Written exercise: Reproduce every entry exactly.

━━━ Information given ━━━

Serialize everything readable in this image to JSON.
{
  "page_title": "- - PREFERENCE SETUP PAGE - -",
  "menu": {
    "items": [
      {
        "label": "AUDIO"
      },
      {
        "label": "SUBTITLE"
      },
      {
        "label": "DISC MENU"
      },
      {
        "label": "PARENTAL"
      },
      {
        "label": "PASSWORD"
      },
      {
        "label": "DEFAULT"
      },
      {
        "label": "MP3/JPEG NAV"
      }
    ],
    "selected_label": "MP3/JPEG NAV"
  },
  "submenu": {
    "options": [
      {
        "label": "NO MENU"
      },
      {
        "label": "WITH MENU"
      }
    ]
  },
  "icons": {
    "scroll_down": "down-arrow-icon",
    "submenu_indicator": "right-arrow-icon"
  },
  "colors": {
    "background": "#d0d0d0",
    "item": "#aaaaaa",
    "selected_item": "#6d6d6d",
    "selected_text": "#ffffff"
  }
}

━━━

The completed task:
Serialize everything readable in this image to JSON.
{
  "page_title": "- - PREFERENCE SETUP PAGE - -",
  "menu": {
    "items": [
      {
        "label": "AUDIO"
      },
      {
        "label": "SUBTITLE"
      },
      {
        "label": "DISC MENU"
      },
      {
        "label": "PARENTAL"
      },
      {
        "label": "PASSWORD"
      },
      {
        "label": "DEFAULT"
      },
      {
        "label": "MP3/JPEG NAV"
      }
    ],
    "selected_label": "MP3/JPEG NAV"
  },
  "submenu": {
    "options": [
      {
        "label": "NO MENU"
      },
      {
        "label": "WITH MENU"
      }
    ]
  },
  "icons": {
    "scroll_down": "down-arrow-icon",
    "submenu_indicator": "right-arrow-icon"
  },
  "colors": {
    "background": "#d0d0d0",
    "item": "#aaaaaa",
    "selected_item": "#6d6d6d",
    "selected_text": "#ffffff"
  }
}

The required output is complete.